» EXERCISE
Restate the full listing word for word and leave the pictures out.

────────────────────

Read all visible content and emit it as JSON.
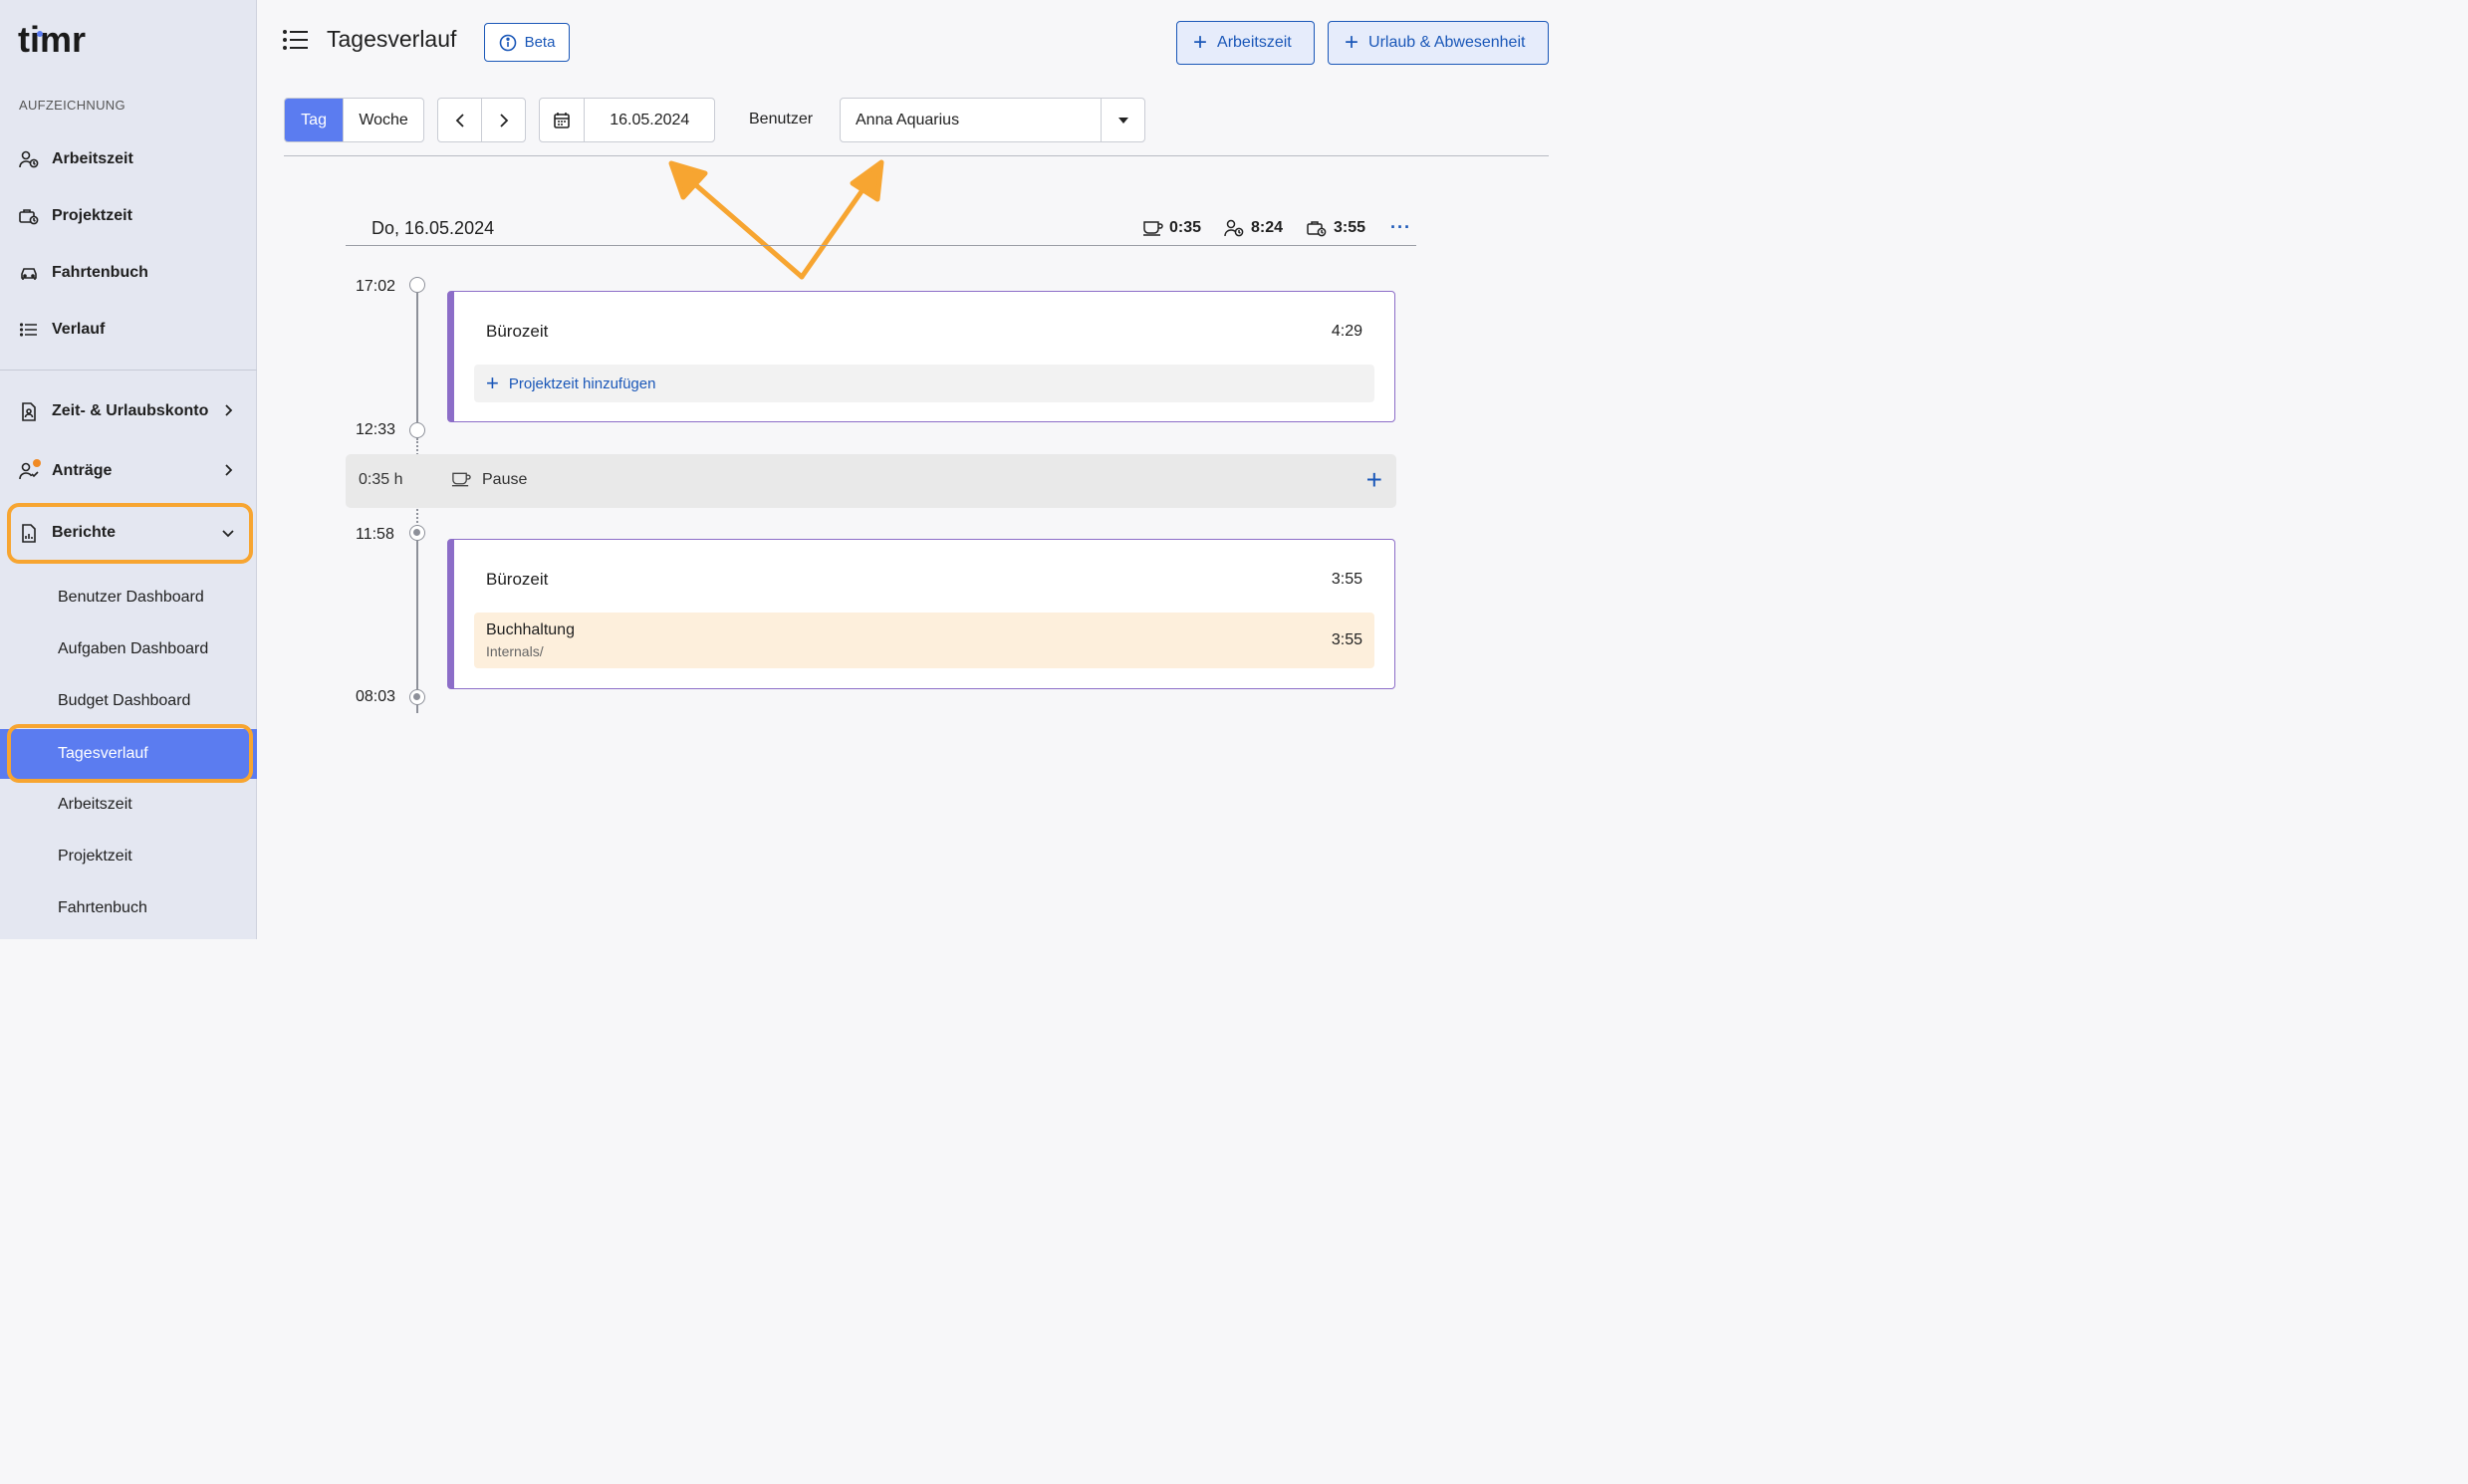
{
  "app": {
    "logo_text": "timr"
  },
  "sidebar": {
    "section_label": "AUFZEICHNUNG",
    "items": [
      {
        "label": "Arbeitszeit",
        "icon": "user-clock-icon"
      },
      {
        "label": "Projektzeit",
        "icon": "briefcase-clock-icon"
      },
      {
        "label": "Fahrtenbuch",
        "icon": "car-icon"
      },
      {
        "label": "Verlauf",
        "icon": "list-icon"
      }
    ],
    "groups": [
      {
        "label": "Zeit- & Urlaubskonto",
        "icon": "document-user-icon"
      },
      {
        "label": "Anträge",
        "icon": "user-check-icon",
        "badge_color": "#f08a24"
      },
      {
        "label": "Berichte",
        "icon": "report-icon",
        "expanded": true
      }
    ],
    "sub_items": [
      {
        "label": "Benutzer Dashboard"
      },
      {
        "label": "Aufgaben Dashboard"
      },
      {
        "label": "Budget Dashboard"
      },
      {
        "label": "Tagesverlauf",
        "active": true
      },
      {
        "label": "Arbeitszeit"
      },
      {
        "label": "Projektzeit"
      },
      {
        "label": "Fahrtenbuch"
      }
    ]
  },
  "header": {
    "title": "Tagesverlauf",
    "beta_label": "Beta",
    "btn_arbeitszeit": "Arbeitszeit",
    "btn_urlaub": "Urlaub & Abwesenheit"
  },
  "toolbar": {
    "view_day": "Tag",
    "view_week": "Woche",
    "date": "16.05.2024",
    "user_label": "Benutzer",
    "user_value": "Anna Aquarius"
  },
  "day": {
    "title": "Do, 16.05.2024",
    "stats": {
      "pause": "0:35",
      "work": "8:24",
      "project": "3:55"
    },
    "more": "···"
  },
  "timeline": {
    "times": [
      "17:02",
      "12:33",
      "11:58",
      "08:03"
    ],
    "entries": [
      {
        "name": "Bürozeit",
        "duration": "4:29",
        "add_project": "Projektzeit hinzufügen"
      },
      {
        "name": "Bürozeit",
        "duration": "3:55",
        "project": {
          "name": "Buchhaltung",
          "path": "Internals/",
          "duration": "3:55"
        }
      }
    ],
    "pause": {
      "duration": "0:35 h",
      "label": "Pause"
    }
  },
  "colors": {
    "accent": "#5b7cf0",
    "primary_blue": "#1a57b8",
    "highlight_orange": "#f7a531",
    "entry_purple": "#8c6dc8",
    "project_bg": "#fdefdc"
  }
}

────────────────────

» REPLY TO THE EXERCISE
Read all visible content and emit it as JSON.
{
  "app": {
    "logo_text": "timr"
  },
  "sidebar": {
    "section_label": "AUFZEICHNUNG",
    "items": [
      {
        "label": "Arbeitszeit",
        "icon": "user-clock-icon"
      },
      {
        "label": "Projektzeit",
        "icon": "briefcase-clock-icon"
      },
      {
        "label": "Fahrtenbuch",
        "icon": "car-icon"
      },
      {
        "label": "Verlauf",
        "icon": "list-icon"
      }
    ],
    "groups": [
      {
        "label": "Zeit- & Urlaubskonto",
        "icon": "document-user-icon"
      },
      {
        "label": "Anträge",
        "icon": "user-check-icon",
        "badge_color": "#f08a24"
      },
      {
        "label": "Berichte",
        "icon": "report-icon",
        "expanded": true
      }
    ],
    "sub_items": [
      {
        "label": "Benutzer Dashboard"
      },
      {
        "label": "Aufgaben Dashboard"
      },
      {
        "label": "Budget Dashboard"
      },
      {
        "label": "Tagesverlauf",
        "active": true
      },
      {
        "label": "Arbeitszeit"
      },
      {
        "label": "Projektzeit"
      },
      {
        "label": "Fahrtenbuch"
      }
    ]
  },
  "header": {
    "title": "Tagesverlauf",
    "beta_label": "Beta",
    "btn_arbeitszeit": "Arbeitszeit",
    "btn_urlaub": "Urlaub & Abwesenheit"
  },
  "toolbar": {
    "view_day": "Tag",
    "view_week": "Woche",
    "date": "16.05.2024",
    "user_label": "Benutzer",
    "user_value": "Anna Aquarius"
  },
  "day": {
    "title": "Do, 16.05.2024",
    "stats": {
      "pause": "0:35",
      "work": "8:24",
      "project": "3:55"
    },
    "more": "···"
  },
  "timeline": {
    "times": [
      "17:02",
      "12:33",
      "11:58",
      "08:03"
    ],
    "entries": [
      {
        "name": "Bürozeit",
        "duration": "4:29",
        "add_project": "Projektzeit hinzufügen"
      },
      {
        "name": "Bürozeit",
        "duration": "3:55",
        "project": {
          "name": "Buchhaltung",
          "path": "Internals/",
          "duration": "3:55"
        }
      }
    ],
    "pause": {
      "duration": "0:35 h",
      "label": "Pause"
    }
  },
  "colors": {
    "accent": "#5b7cf0",
    "primary_blue": "#1a57b8",
    "highlight_orange": "#f7a531",
    "entry_purple": "#8c6dc8",
    "project_bg": "#fdefdc"
  }
}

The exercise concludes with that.